- [PROVIDED ENTRIES]
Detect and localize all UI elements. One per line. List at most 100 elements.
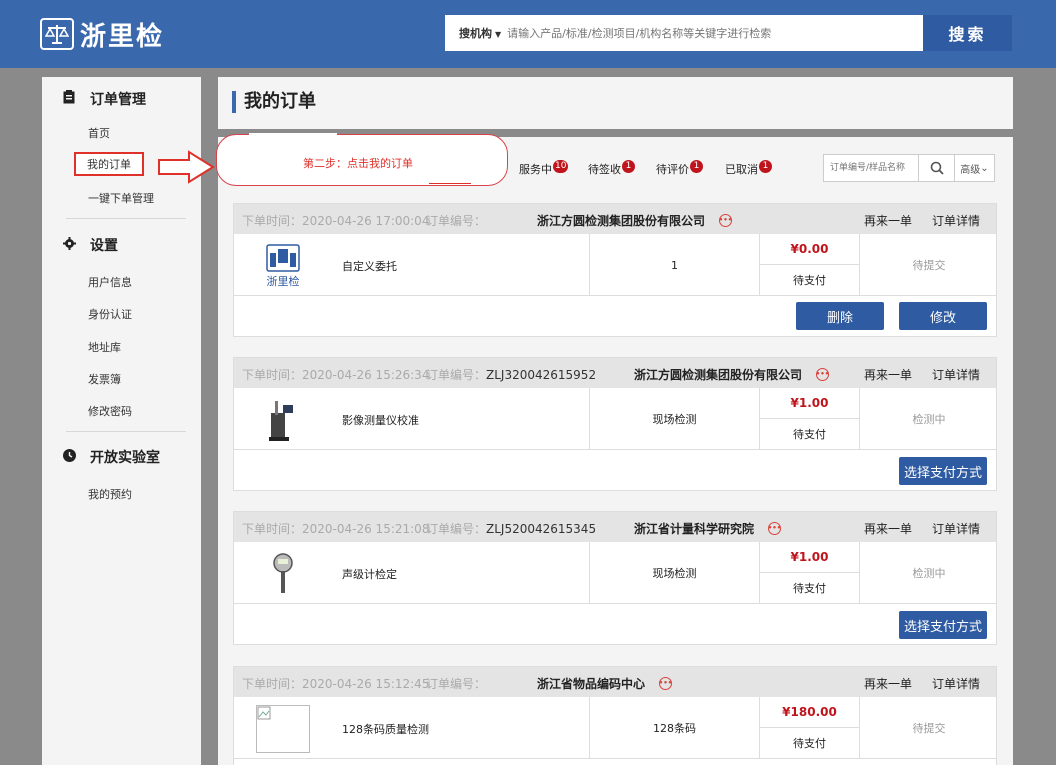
order-detail-link[interactable]: 订单详情 [932,675,980,692]
reorder-link[interactable]: 再来一单 [864,212,912,229]
order-header: 下单时间：2020-04-26 15:12:45 订单编号： 浙江省物品编码中心… [234,667,996,697]
chevron-down-icon: ⌄ [980,162,989,174]
chat-icon[interactable]: ••• [659,677,672,690]
sidebar-item-change-password[interactable]: 修改密码 [88,403,132,419]
company-name[interactable]: 浙江方圆检测集团股份有限公司 ••• [537,212,732,229]
price-cell: ¥1.00 待支付 [759,388,859,450]
delete-button[interactable]: 删除 [796,302,884,330]
edit-button[interactable]: 修改 [899,302,987,330]
search-scope-label: 搜机构 [459,27,492,40]
tab-cancelled[interactable]: 已取消 1 [725,160,772,178]
site-logo[interactable]: 浙里检 [40,16,164,52]
sidebar-divider [66,431,186,432]
sidebar-item-user-info[interactable]: 用户信息 [88,274,132,290]
sound-level-meter-icon [273,553,293,593]
sidebar-item-quick-order[interactable]: 一键下单管理 [88,190,154,206]
order-number: 订单编号： [426,675,486,692]
order-actions: 选择支付方式 [234,450,996,490]
pay-status: 待支付 [793,274,826,287]
sidebar-section-lab: 开放实验室 [42,447,201,467]
advanced-label: 高级 [960,164,981,176]
chat-icon[interactable]: ••• [768,522,781,535]
order-detail-link[interactable]: 订单详情 [932,520,980,537]
sidebar-heading-orders: 订单管理 [42,89,201,109]
order-body: 128条码质量检测 128条码 ¥180.00 待支付 待提交 [234,697,996,759]
logo-text: 浙里检 [80,21,165,52]
order-number: 订单编号：ZLJ320042615952 [426,366,596,383]
sidebar-divider [66,218,186,219]
sidebar-item-home[interactable]: 首页 [88,125,110,141]
reorder-link[interactable]: 再来一单 [864,366,912,383]
sidebar-heading-lab: 开放实验室 [42,447,201,467]
company-label: 浙江方圆检测集团股份有限公司 [634,368,803,382]
reorder-link[interactable]: 再来一单 [864,675,912,692]
order-number: 订单编号： [426,212,486,229]
order-body: 声级计检定 现场检测 ¥1.00 待支付 检测中 [234,542,996,604]
sidebar-item-identity[interactable]: 身份认证 [88,306,132,322]
order-time: 下单时间：2020-04-26 15:21:08 [242,522,430,536]
clock-icon [62,448,76,466]
company-name[interactable]: 浙江方圆检测集团股份有限公司 ••• [634,366,829,383]
company-name[interactable]: 浙江省计量科学研究院 ••• [634,520,781,537]
order-actions: 删除 修改 [234,296,996,336]
search-icon[interactable] [918,155,954,181]
product-name[interactable]: 影像测量仪校准 [342,412,419,428]
price-cell: ¥1.00 待支付 [759,542,859,604]
sidebar-item-my-appointments[interactable]: 我的预约 [88,486,132,502]
order-status: 检测中 [859,388,998,450]
choose-payment-button[interactable]: 选择支付方式 [899,611,987,639]
scales-icon [40,18,74,50]
sidebar-heading-label: 订单管理 [90,92,146,108]
choose-payment-button[interactable]: 选择支付方式 [899,457,987,485]
sidebar-item-invoices[interactable]: 发票簿 [88,371,121,387]
order-detail-link[interactable]: 订单详情 [932,366,980,383]
chat-icon[interactable]: ••• [719,214,732,227]
pay-status: 待支付 [793,428,826,441]
order-number-value: ZLJ520042615345 [486,522,597,536]
chat-icon[interactable]: ••• [816,368,829,381]
order-actions: 选择支付方式 [234,604,996,644]
order-status: 待提交 [859,697,998,759]
reorder-link[interactable]: 再来一单 [864,520,912,537]
tab-to-receive[interactable]: 待签收 1 [588,160,635,178]
advanced-filter-button[interactable]: 高级 ⌄ [954,155,994,181]
price-cell: ¥0.00 待支付 [759,234,859,296]
order-detail-link[interactable]: 订单详情 [932,212,980,229]
tab-label: 待签收 [588,163,621,176]
order-number: 订单编号：ZLJ520042615345 [426,520,596,537]
company-name[interactable]: 浙江省物品编码中心 ••• [537,675,672,692]
product-image [256,550,310,598]
search-input[interactable] [507,26,923,40]
tab-label: 待评价 [656,163,689,176]
pay-status: 待支付 [793,737,826,750]
quantity: 现场检测 [589,388,759,450]
broken-image-icon [256,705,310,753]
callout-text: 第二步：点击我的订单 [303,157,413,170]
logo-caption: 浙里检 [267,274,300,288]
order-time: 下单时间：2020-04-26 17:00:04 [242,214,430,228]
tab-in-service[interactable]: 服务中 10 [519,160,569,178]
order-card: 下单时间：2020-04-26 15:26:34 订单编号：ZLJ3200426… [233,357,997,491]
order-header: 下单时间：2020-04-26 17:00:04 订单编号： 浙江方圆检测集团股… [234,204,996,234]
price-cell: ¥180.00 待支付 [759,697,859,759]
top-header: 浙里检 搜机构▼ 搜索 [0,0,1056,68]
callout-decoration [429,183,471,184]
product-name[interactable]: 128条码质量检测 [342,721,429,737]
order-time: 下单时间：2020-04-26 15:12:45 [242,677,430,691]
tab-to-review[interactable]: 待评价 1 [656,160,703,178]
product-name[interactable]: 声级计检定 [342,566,397,582]
sidebar-item-address-book[interactable]: 地址库 [88,339,121,355]
order-body: 浙里检 自定义委托 1 ¥0.00 待支付 待提交 [234,234,996,296]
search-button[interactable]: 搜索 [923,15,1012,51]
order-number-label: 订单编号： [426,214,487,228]
zhelijian-logo-icon: 浙里检 [266,244,300,288]
sidebar-item-my-orders[interactable]: 我的订单 [74,152,144,176]
product-name[interactable]: 自定义委托 [342,258,397,274]
count-badge: 1 [690,160,703,173]
order-header: 下单时间：2020-04-26 15:21:08 订单编号：ZLJ5200426… [234,512,996,542]
quantity: 现场检测 [589,542,759,604]
order-search-input[interactable] [824,155,918,181]
measuring-machine-icon [269,401,293,441]
price: ¥1.00 [760,542,859,573]
search-scope-select[interactable]: 搜机构 ▼ [445,25,507,41]
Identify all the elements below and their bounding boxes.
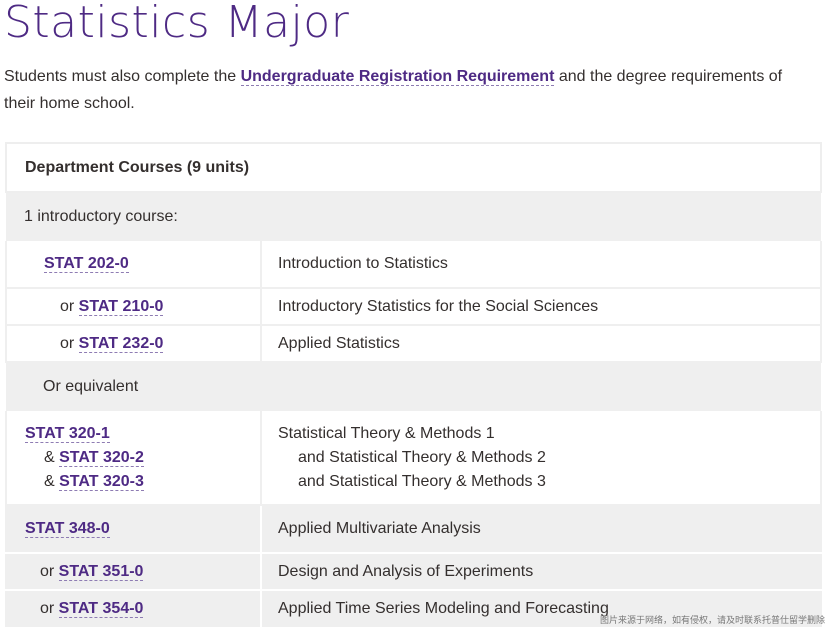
course-link-stat-354-0[interactable]: STAT 354-0 (58, 600, 144, 618)
course-code-cell: STAT 202-0 (5, 241, 262, 289)
course-link-stat-320-3[interactable]: STAT 320-3 (59, 472, 144, 491)
course-link-stat-320-2[interactable]: STAT 320-2 (59, 448, 144, 467)
course-link-stat-232-0[interactable]: STAT 232-0 (78, 334, 164, 353)
table-row: STAT 202-0 Introduction to Statistics (5, 241, 822, 289)
course-title-cell: Introductory Statistics for the Social S… (261, 288, 822, 326)
course-requirements-table: Department Courses (9 units) 1 introduct… (5, 142, 822, 629)
course-link-stat-348-0[interactable]: STAT 348-0 (25, 520, 110, 538)
table-row: or STAT 351-0 Design and Analysis of Exp… (5, 553, 822, 591)
table-row: STAT 320-1 & STAT 320-2 & STAT 320-3 Sta… (5, 411, 822, 506)
watermark-text: 图片来源于网络，如有侵权，请及时联系托普仕留学删除 (599, 616, 825, 626)
table-group-row: 1 introductory course: (6, 192, 821, 241)
course-title: Introductory Statistics for the Social S… (278, 297, 599, 315)
course-title-cell: Design and Analysis of Experiments (261, 553, 822, 591)
intro-text-before: Students must also complete the (4, 68, 241, 85)
course-title: Introduction to Statistics (278, 255, 448, 272)
course-link-stat-351-0[interactable]: STAT 351-0 (58, 562, 144, 581)
course-code-cell: STAT 320-1 & STAT 320-2 & STAT 320-3 (5, 411, 262, 506)
course-title-cell: Introduction to Statistics (261, 241, 822, 289)
course-prefix: & (44, 448, 60, 466)
course-title: Applied Multivariate Analysis (278, 520, 481, 537)
table-header: Department Courses (9 units) (5, 142, 822, 193)
page-title: Statistics Major (4, 0, 350, 48)
course-title-cell: Statistical Theory & Methods 1 and Stati… (261, 411, 822, 506)
intro-text: Students must also complete the Undergra… (4, 63, 814, 117)
course-title: Statistical Theory & Methods 1 (278, 424, 495, 442)
undergraduate-registration-requirement-link[interactable]: Undergraduate Registration Requirement (240, 68, 555, 86)
course-title: and Statistical Theory & Methods 3 (298, 472, 546, 490)
group-label-introductory: 1 introductory course: (6, 192, 821, 241)
course-title: Applied Statistics (278, 334, 400, 352)
table-header-row: Department Courses (9 units) (5, 142, 822, 193)
course-link-stat-202-0[interactable]: STAT 202-0 (44, 255, 129, 273)
course-title-cell: Applied Multivariate Analysis (261, 505, 822, 554)
course-code-cell: or STAT 354-0 (5, 590, 262, 629)
course-prefix: or (60, 297, 79, 315)
course-title: and Statistical Theory & Methods 2 (298, 448, 546, 466)
table-row: or STAT 210-0 Introductory Statistics fo… (5, 288, 822, 326)
course-title: Design and Analysis of Experiments (278, 562, 534, 580)
course-code-cell: STAT 348-0 (5, 505, 262, 554)
course-prefix: & (44, 472, 60, 490)
table-row: STAT 348-0 Applied Multivariate Analysis (5, 505, 822, 554)
group-label-equivalent: Or equivalent (6, 362, 821, 411)
course-prefix: or (60, 334, 79, 352)
course-code-cell: or STAT 232-0 (5, 325, 262, 363)
table-group-row: Or equivalent (6, 362, 821, 411)
course-code-cell: or STAT 351-0 (5, 553, 262, 591)
course-prefix: or (40, 600, 59, 617)
table-row: or STAT 232-0 Applied Statistics (5, 325, 822, 363)
course-link-stat-320-1[interactable]: STAT 320-1 (25, 424, 110, 443)
course-prefix: or (40, 562, 59, 580)
course-code-cell: or STAT 210-0 (5, 288, 262, 326)
course-title-cell: Applied Statistics (261, 325, 822, 363)
course-link-stat-210-0[interactable]: STAT 210-0 (78, 297, 164, 316)
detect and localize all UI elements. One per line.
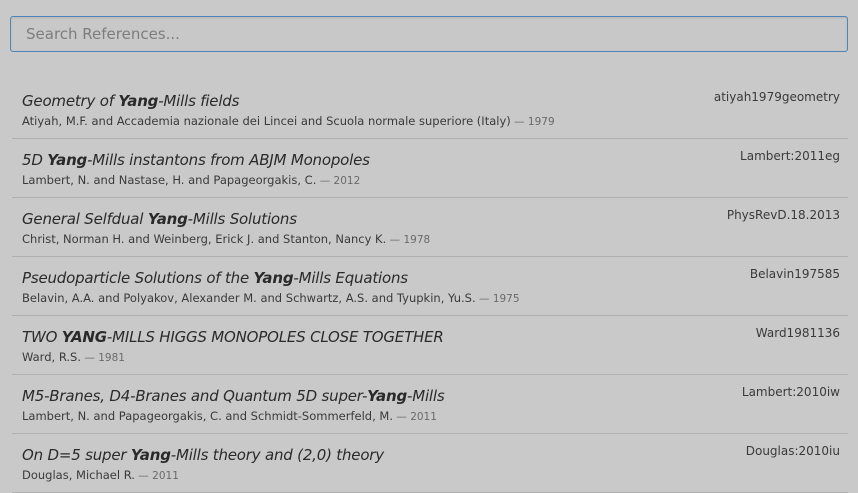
- reference-meta: Atiyah, M.F. and Accademia nazionale dei…: [22, 112, 840, 131]
- title-highlight: Yang: [130, 446, 171, 464]
- reference-authors: Christ, Norman H. and Weinberg, Erick J.…: [22, 232, 387, 246]
- title-highlight: Yang: [47, 151, 88, 169]
- meta-separator: —: [316, 175, 334, 187]
- reference-item[interactable]: Pseudoparticle Solutions of the Yang-Mil…: [12, 257, 848, 316]
- reference-authors: Atiyah, M.F. and Accademia nazionale dei…: [22, 114, 511, 128]
- reference-item[interactable]: M5-Branes, D4-Branes and Quantum 5D supe…: [12, 375, 848, 434]
- title-highlight: Yang: [118, 92, 159, 110]
- reference-title: TWO YANG-MILLS HIGGS MONOPOLES CLOSE TOG…: [22, 326, 840, 348]
- title-text: M5-Branes, D4-Branes and Quantum 5D supe…: [22, 387, 368, 405]
- meta-separator: —: [81, 352, 99, 364]
- citation-key: atiyah1979geometry: [713, 90, 840, 104]
- title-text: General Selfdual: [22, 210, 148, 228]
- citation-key: Lambert:2011eg: [740, 149, 840, 163]
- reference-item[interactable]: Geometry of Yang-Mills fields Atiyah, M.…: [12, 80, 848, 139]
- reference-item[interactable]: On D=5 super Yang-Mills theory and (2,0)…: [12, 434, 848, 493]
- reference-year: 1978: [403, 234, 431, 246]
- reference-list: Geometry of Yang-Mills fields Atiyah, M.…: [12, 80, 848, 493]
- reference-item[interactable]: TWO YANG-MILLS HIGGS MONOPOLES CLOSE TOG…: [12, 316, 848, 375]
- title-text: 5D: [22, 151, 48, 169]
- title-text: -Mills: [407, 387, 445, 405]
- reference-authors: Lambert, N. and Papageorgakis, C. and Sc…: [22, 409, 393, 423]
- title-highlight: YANG: [61, 328, 107, 346]
- citation-key: Lambert:2010iw: [741, 385, 840, 399]
- citation-key: Belavin197585: [749, 267, 840, 281]
- meta-separator: —: [393, 411, 411, 423]
- meta-separator: —: [475, 293, 493, 305]
- title-highlight: Yang: [253, 269, 294, 287]
- reference-title: General Selfdual Yang-Mills Solutions: [22, 208, 840, 230]
- search-input[interactable]: [10, 16, 848, 52]
- reference-meta: Belavin, A.A. and Polyakov, Alexander M.…: [22, 289, 840, 308]
- reference-item[interactable]: General Selfdual Yang-Mills Solutions Ch…: [12, 198, 848, 257]
- title-text: -Mills Equations: [293, 269, 408, 287]
- title-text: -MILLS HIGGS MONOPOLES CLOSE TOGETHER: [106, 328, 444, 346]
- search-bar: [10, 16, 848, 52]
- reference-authors: Ward, R.S.: [22, 350, 82, 364]
- title-text: -Mills theory and (2,0) theory: [170, 446, 384, 464]
- reference-item[interactable]: 5D Yang-Mills instantons from ABJM Monop…: [12, 139, 848, 198]
- title-text: TWO: [22, 328, 62, 346]
- reference-year: 2011: [410, 411, 437, 423]
- reference-year: 1981: [98, 352, 125, 364]
- reference-year: 1975: [492, 293, 520, 305]
- citation-key: Ward1981136: [755, 326, 840, 340]
- reference-title: Pseudoparticle Solutions of the Yang-Mil…: [22, 267, 840, 289]
- reference-meta: Lambert, N. and Nastase, H. and Papageor…: [22, 171, 840, 190]
- reference-title: On D=5 super Yang-Mills theory and (2,0)…: [22, 444, 840, 466]
- title-highlight: Yang: [147, 210, 188, 228]
- reference-meta: Ward, R.S. — 1981: [22, 348, 840, 367]
- reference-meta: Lambert, N. and Papageorgakis, C. and Sc…: [22, 407, 840, 426]
- meta-separator: —: [134, 470, 153, 482]
- title-text: On D=5 super: [22, 446, 131, 464]
- meta-separator: —: [510, 116, 528, 128]
- reference-authors: Lambert, N. and Nastase, H. and Papageor…: [22, 173, 317, 187]
- citation-key: Douglas:2010iu: [745, 444, 840, 458]
- title-text: Geometry of: [22, 92, 119, 110]
- reference-year: 1979: [527, 116, 555, 128]
- title-text: Pseudoparticle Solutions of the: [22, 269, 254, 287]
- reference-meta: Christ, Norman H. and Weinberg, Erick J.…: [22, 230, 840, 249]
- title-text: -Mills Solutions: [187, 210, 297, 228]
- reference-authors: Belavin, A.A. and Polyakov, Alexander M.…: [22, 291, 476, 305]
- reference-title: M5-Branes, D4-Branes and Quantum 5D supe…: [22, 385, 840, 407]
- reference-year: 2011: [152, 470, 179, 482]
- title-text: -Mills instantons from ABJM Monopoles: [87, 151, 370, 169]
- reference-year: 2012: [333, 175, 361, 187]
- meta-separator: —: [386, 234, 404, 246]
- citation-key: PhysRevD.18.2013: [726, 208, 840, 222]
- title-highlight: Yang: [367, 387, 407, 405]
- reference-authors: Douglas, Michael R.: [22, 468, 135, 482]
- reference-title: 5D Yang-Mills instantons from ABJM Monop…: [22, 149, 840, 171]
- reference-meta: Douglas, Michael R. — 2011: [22, 466, 840, 485]
- title-text: -Mills fields: [158, 92, 240, 110]
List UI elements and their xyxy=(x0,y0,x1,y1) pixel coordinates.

- [TASK] Rewrite the part of the material that begins with the line containing "order-detail-link[interactable]: 订单详情 [932,675,980,692]" and ends with the line containing "chat-icon[interactable]: ••• [659,677,672,690]", swapping "chevron-down-icon" for "dropdown-arrow-icon" and leaving everything else as it is.

- [FINAL RESULT]
order-detail-link[interactable]: 订单详情 [932,675,980,692]
reorder-link[interactable]: 再来一单 [864,212,912,229]
order-header: 下单时间：2020-04-26 15:12:45 订单编号： 浙江省物品编码中心… [234,667,996,697]
dropdown-arrow-icon: ⌄ [980,162,989,174]
chat-icon[interactable]: ••• [659,677,672,690]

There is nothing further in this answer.